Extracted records
+--

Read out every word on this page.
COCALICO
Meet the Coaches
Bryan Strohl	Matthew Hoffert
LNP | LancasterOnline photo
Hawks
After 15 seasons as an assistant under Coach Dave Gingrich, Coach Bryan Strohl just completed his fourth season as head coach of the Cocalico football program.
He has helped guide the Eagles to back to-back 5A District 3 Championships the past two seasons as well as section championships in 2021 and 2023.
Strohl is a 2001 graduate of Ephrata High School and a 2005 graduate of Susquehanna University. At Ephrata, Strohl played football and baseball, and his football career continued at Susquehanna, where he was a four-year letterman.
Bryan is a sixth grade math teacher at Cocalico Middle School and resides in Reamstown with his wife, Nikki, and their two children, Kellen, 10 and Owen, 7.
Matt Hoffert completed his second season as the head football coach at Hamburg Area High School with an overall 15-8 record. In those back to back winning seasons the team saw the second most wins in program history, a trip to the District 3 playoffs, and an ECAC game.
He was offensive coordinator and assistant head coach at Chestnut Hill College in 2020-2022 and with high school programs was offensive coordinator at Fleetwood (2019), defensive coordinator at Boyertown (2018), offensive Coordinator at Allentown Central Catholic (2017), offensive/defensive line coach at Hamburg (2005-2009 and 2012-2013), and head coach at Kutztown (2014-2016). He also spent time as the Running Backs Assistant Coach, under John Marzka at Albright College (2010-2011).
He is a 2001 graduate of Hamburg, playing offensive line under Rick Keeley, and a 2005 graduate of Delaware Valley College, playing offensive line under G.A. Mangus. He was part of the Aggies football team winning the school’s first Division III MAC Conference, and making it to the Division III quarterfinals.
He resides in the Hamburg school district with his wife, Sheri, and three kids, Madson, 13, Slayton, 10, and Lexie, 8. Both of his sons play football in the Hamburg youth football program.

+--

Please give back all of the records exactly as written.

Read out every word on this page.
COCALICO
Meet the Coaches
Bryan Strohl	Matthew Hoffert
LNP | LancasterOnline photo
Hawks
After 15 seasons as an assistant under Coach Dave Gingrich, Coach Bryan Strohl just completed his fourth season as head coach of the Cocalico football program.
He has helped guide the Eagles to back to-back 5A District 3 Championships the past two seasons as well as section championships in 2021 and 2023.
Strohl is a 2001 graduate of Ephrata High School and a 2005 graduate of Susquehanna University. At Ephrata, Strohl played football and baseball, and his football career continued at Susquehanna, where he was a four-year letterman.
Bryan is a sixth grade math teacher at Cocalico Middle School and resides in Reamstown with his wife, Nikki, and their two children, Kellen, 10 and Owen, 7.
Matt Hoffert completed his second season as the head football coach at Hamburg Area High School with an overall 15-8 record. In those back to back winning seasons the team saw the second most wins in program history, a trip to the District 3 playoffs, and an ECAC game.
He was offensive coordinator and assistant head coach at Chestnut Hill College in 2020-2022 and with high school programs was offensive coordinator at Fleetwood (2019), defensive coordinator at Boyertown (2018), offensive Coordinator at Allentown Central Catholic (2017), offensive/defensive line coach at Hamburg (2005-2009 and 2012-2013), and head coach at Kutztown (2014-2016). He also spent time as the Running Backs Assistant Coach, under John Marzka at Albright College (2010-2011).
He is a 2001 graduate of Hamburg, playing offensive line under Rick Keeley, and a 2005 graduate of Delaware Valley College, playing offensive line under G.A. Mangus. He was part of the Aggies football team winning the school’s first Division III MAC Conference, and making it to the Division III quarterfinals.
He resides in the Hamburg school district with his wife, Sheri, and three kids, Madson, 13, Slayton, 10, and Lexie, 8. Both of his sons play football in the Hamburg youth football program.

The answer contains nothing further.